--- ROWS ---
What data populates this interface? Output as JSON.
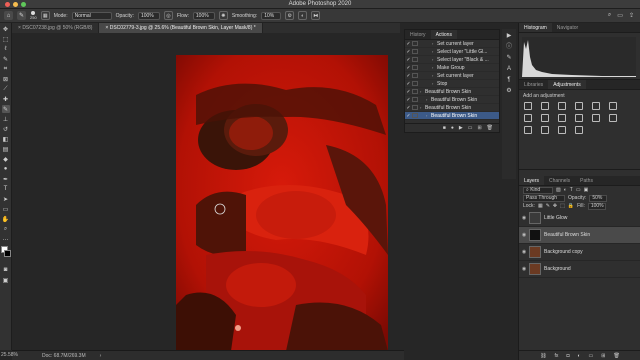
{
  "app": {
    "title": "Adobe Photoshop 2020"
  },
  "options": {
    "mode_label": "Mode:",
    "mode_value": "Normal",
    "opacity_label": "Opacity:",
    "opacity_value": "100%",
    "flow_label": "Flow:",
    "flow_value": "100%",
    "smoothing_label": "Smoothing:",
    "smoothing_value": "10%",
    "brush_size": "250"
  },
  "tabs": [
    {
      "label": "DSC07238.jpg @ 50% (RGB/8)"
    },
    {
      "label": "DSC02779-3.jpg @ 25.6% (Beautiful Brown Skin, Layer Mask/8) *"
    }
  ],
  "actions_panel": {
    "tabs": [
      "History",
      "Actions"
    ],
    "rows": [
      {
        "label": "Set current layer",
        "indent": 2,
        "selected": false
      },
      {
        "label": "Select layer \"Little Gl...",
        "indent": 2,
        "selected": false
      },
      {
        "label": "Select layer \"Black & ...",
        "indent": 2,
        "selected": false
      },
      {
        "label": "Make Group",
        "indent": 2,
        "selected": false
      },
      {
        "label": "Set current layer",
        "indent": 2,
        "selected": false
      },
      {
        "label": "Stop",
        "indent": 2,
        "selected": false
      },
      {
        "label": "Beautiful Brown Skin",
        "indent": 0,
        "selected": false
      },
      {
        "label": "Beautiful Brown Skin",
        "indent": 1,
        "selected": false
      },
      {
        "label": "Beautiful Brown Skin",
        "indent": 0,
        "selected": false
      },
      {
        "label": "Beautiful Brown Skin",
        "indent": 1,
        "selected": true
      }
    ]
  },
  "histogram_panel": {
    "tabs": [
      "Histogram",
      "Navigator"
    ]
  },
  "adjust_panel": {
    "tabs": [
      "Libraries",
      "Adjustments"
    ],
    "add_label": "Add an adjustment"
  },
  "layers_panel": {
    "tabs": [
      "Layers",
      "Channels",
      "Paths"
    ],
    "kind": "Kind",
    "blend": "Pass Through",
    "opacity_label": "Opacity:",
    "opacity_value": "50%",
    "lock_label": "Lock:",
    "fill_label": "Fill:",
    "fill_value": "100%",
    "layers": [
      {
        "name": "Little Glow",
        "selected": false,
        "color": "#3a3a3a"
      },
      {
        "name": "Beautiful Brown Skin",
        "selected": true,
        "color": "#111111"
      },
      {
        "name": "Background copy",
        "selected": false,
        "color": "#6b3a22"
      },
      {
        "name": "Background",
        "selected": false,
        "color": "#6b3a22"
      }
    ]
  },
  "status": {
    "zoom": "25.58%",
    "doc": "Doc: 68.7M/269.3M"
  },
  "colors": {
    "accent": "#3c5a88",
    "image_red": "#b31105"
  }
}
---
Reproduce the data verbatim. Do not carry any picture into the copy.

What data populates this interface? Output as JSON.
{
  "app": {
    "title": "Adobe Photoshop 2020"
  },
  "options": {
    "mode_label": "Mode:",
    "mode_value": "Normal",
    "opacity_label": "Opacity:",
    "opacity_value": "100%",
    "flow_label": "Flow:",
    "flow_value": "100%",
    "smoothing_label": "Smoothing:",
    "smoothing_value": "10%",
    "brush_size": "250"
  },
  "tabs": [
    {
      "label": "DSC07238.jpg @ 50% (RGB/8)"
    },
    {
      "label": "DSC02779-3.jpg @ 25.6% (Beautiful Brown Skin, Layer Mask/8) *"
    }
  ],
  "actions_panel": {
    "tabs": [
      "History",
      "Actions"
    ],
    "rows": [
      {
        "label": "Set current layer",
        "indent": 2,
        "selected": false
      },
      {
        "label": "Select layer \"Little Gl...",
        "indent": 2,
        "selected": false
      },
      {
        "label": "Select layer \"Black & ...",
        "indent": 2,
        "selected": false
      },
      {
        "label": "Make Group",
        "indent": 2,
        "selected": false
      },
      {
        "label": "Set current layer",
        "indent": 2,
        "selected": false
      },
      {
        "label": "Stop",
        "indent": 2,
        "selected": false
      },
      {
        "label": "Beautiful Brown Skin",
        "indent": 0,
        "selected": false
      },
      {
        "label": "Beautiful Brown Skin",
        "indent": 1,
        "selected": false
      },
      {
        "label": "Beautiful Brown Skin",
        "indent": 0,
        "selected": false
      },
      {
        "label": "Beautiful Brown Skin",
        "indent": 1,
        "selected": true
      }
    ]
  },
  "histogram_panel": {
    "tabs": [
      "Histogram",
      "Navigator"
    ]
  },
  "adjust_panel": {
    "tabs": [
      "Libraries",
      "Adjustments"
    ],
    "add_label": "Add an adjustment"
  },
  "layers_panel": {
    "tabs": [
      "Layers",
      "Channels",
      "Paths"
    ],
    "kind": "Kind",
    "blend": "Pass Through",
    "opacity_label": "Opacity:",
    "opacity_value": "50%",
    "lock_label": "Lock:",
    "fill_label": "Fill:",
    "fill_value": "100%",
    "layers": [
      {
        "name": "Little Glow",
        "selected": false,
        "color": "#3a3a3a"
      },
      {
        "name": "Beautiful Brown Skin",
        "selected": true,
        "color": "#111111"
      },
      {
        "name": "Background copy",
        "selected": false,
        "color": "#6b3a22"
      },
      {
        "name": "Background",
        "selected": false,
        "color": "#6b3a22"
      }
    ]
  },
  "status": {
    "zoom": "25.58%",
    "doc": "Doc: 68.7M/269.3M"
  },
  "colors": {
    "accent": "#3c5a88",
    "image_red": "#b31105"
  }
}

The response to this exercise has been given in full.